* **THE EXERCISE**
Reproduce the passage of the forum thread on forces between circuit conductors from "3) The forces" up to and including "it gets noticed.", word for word.

--- EXCERPTED TEXT ---

1) When current flows in a closed circuit, that forces between the individual circuit conductors always tend to push the conductors apart. Doesn't matter if this is DC or AC; if you have current flowing out on one conductor and back on a parallel conductor the net result is that the conductors get pushed apart. This does not require fault current or current flow on conductors external to the normal circuit path; this is just blog standard 'how current works' in a circuit.

2) The power factor of the load at the end of the circuit doesn't change this. All that matters is the current flow. Except for very tiny capacitive effects (tiny at 60Hz power line frequencies and distances the size of buildings; all bets are off at high frequencies or lengths similar to the wavelength of the frequencies involved) the current going out on one wire in the circuit will be balanced by the current flow returning on the other conductor(s) of the circuit.

3) The forces on the conductors scale as the square of the current flow, and fall off with distance between the conductors. If you set things up to be sensitive enough you will detect the vibration in normal circuits operating on a continuous basis.

4) If you have high current flowing through small conductors (closely spaced and light weight) for any reason then you will get more noticeable vibration, but if this were to be sustained for an extended period of time the conductors would overheat and fail. The situation where code permits this sort of high current flow is only for startup transients, so that is where it gets noticed.

5) I am imagining an experiment; take a standard 16ga lamp cord, split the conductors apart and stretch them between two supports so that the conductors are about 1/2 inch apart, 6 feet long, and stretched so that their natural resonance is 120 Hz. Run say 1A of 60Hz AC through the cord and I bet it will visibly vibrate.

-Jon

 

[GoldDigger]

I vote for winnie's explanation as a 100% accurate and complete coverage of the question the OP proposed. Reiterating:

1. The displacement power factor is irrelevant since no significant forces depend on the voltage.
2,. And the fact that the magnetic fields cancel at a distance far from the wires (as a multiple of the wire spacing) definitely does not mean that there is no field in the space between them!

 

[sdbob]

1) When current flows in a closed circuit, that forces between the individual circuit conductors always tend to push the conductors apart. Doesn't matter if this is DC or AC; if you have current flowing out on one conductor and back on a parallel conductor the net result is that the conductors get pushed apart. This does not require fault current or current flow on conductors external to the normal circuit path; this is just blog standard 'how current works' in a circuit.

-Jon

Negative. If you have current flowing out on one conductor and back on a parallel conductor the net result is Zero. In a perfect world EXACTLY zero, every time. Try it. Clamp your ammeter around a piece of romex and you know the result. If the net current is zero the magnetic field is zero. If the field is zero the copper wires do not become magnetic therefore cannot attract or repel each other or the conduit.

--- SUPPLIED INFORMATION ---

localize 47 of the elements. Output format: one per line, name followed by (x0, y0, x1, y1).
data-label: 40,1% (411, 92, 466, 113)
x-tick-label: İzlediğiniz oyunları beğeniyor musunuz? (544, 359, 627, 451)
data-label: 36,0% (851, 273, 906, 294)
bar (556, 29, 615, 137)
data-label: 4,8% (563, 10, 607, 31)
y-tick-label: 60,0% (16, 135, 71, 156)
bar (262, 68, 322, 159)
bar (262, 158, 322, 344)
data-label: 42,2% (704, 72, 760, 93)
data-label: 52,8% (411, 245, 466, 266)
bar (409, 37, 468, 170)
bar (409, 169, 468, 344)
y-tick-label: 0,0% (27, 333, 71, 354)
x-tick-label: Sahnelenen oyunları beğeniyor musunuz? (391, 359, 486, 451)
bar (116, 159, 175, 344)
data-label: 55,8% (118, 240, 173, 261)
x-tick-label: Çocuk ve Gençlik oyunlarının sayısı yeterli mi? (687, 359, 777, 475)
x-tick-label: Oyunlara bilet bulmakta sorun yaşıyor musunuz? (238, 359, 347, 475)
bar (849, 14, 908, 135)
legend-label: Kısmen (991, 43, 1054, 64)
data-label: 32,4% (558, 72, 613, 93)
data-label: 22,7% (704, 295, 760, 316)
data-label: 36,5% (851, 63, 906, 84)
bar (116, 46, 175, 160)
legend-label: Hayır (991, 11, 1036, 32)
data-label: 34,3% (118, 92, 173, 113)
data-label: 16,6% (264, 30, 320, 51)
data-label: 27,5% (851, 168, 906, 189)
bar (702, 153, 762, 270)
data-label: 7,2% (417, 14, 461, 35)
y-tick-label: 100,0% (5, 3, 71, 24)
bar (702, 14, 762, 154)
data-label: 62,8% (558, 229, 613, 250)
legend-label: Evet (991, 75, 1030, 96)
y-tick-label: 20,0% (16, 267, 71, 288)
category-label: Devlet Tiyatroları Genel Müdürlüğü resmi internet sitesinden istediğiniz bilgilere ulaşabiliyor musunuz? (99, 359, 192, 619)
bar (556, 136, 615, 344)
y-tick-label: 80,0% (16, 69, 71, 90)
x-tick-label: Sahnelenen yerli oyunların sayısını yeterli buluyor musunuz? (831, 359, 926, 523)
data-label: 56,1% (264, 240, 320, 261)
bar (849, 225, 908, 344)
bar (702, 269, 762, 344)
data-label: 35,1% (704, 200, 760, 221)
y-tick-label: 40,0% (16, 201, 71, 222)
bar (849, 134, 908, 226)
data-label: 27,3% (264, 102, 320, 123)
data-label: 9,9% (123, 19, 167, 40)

---

* **PROBLEM SOLUTION**
3) The forces on the conductors scale as the square of the current flow, and fall off with distance between the conductors. If you set things up to be sensitive enough you will detect the vibration in normal circuits operating on a continuous basis.

4) If you have high current flowing through small conductors (closely spaced and light weight) for any reason then you will get more noticeable vibration, but if this were to be sustained for an extended period of time the conductors would overheat and fail. The situation where code permits this sort of high current flow is only for startup transients, so that is where it gets noticed.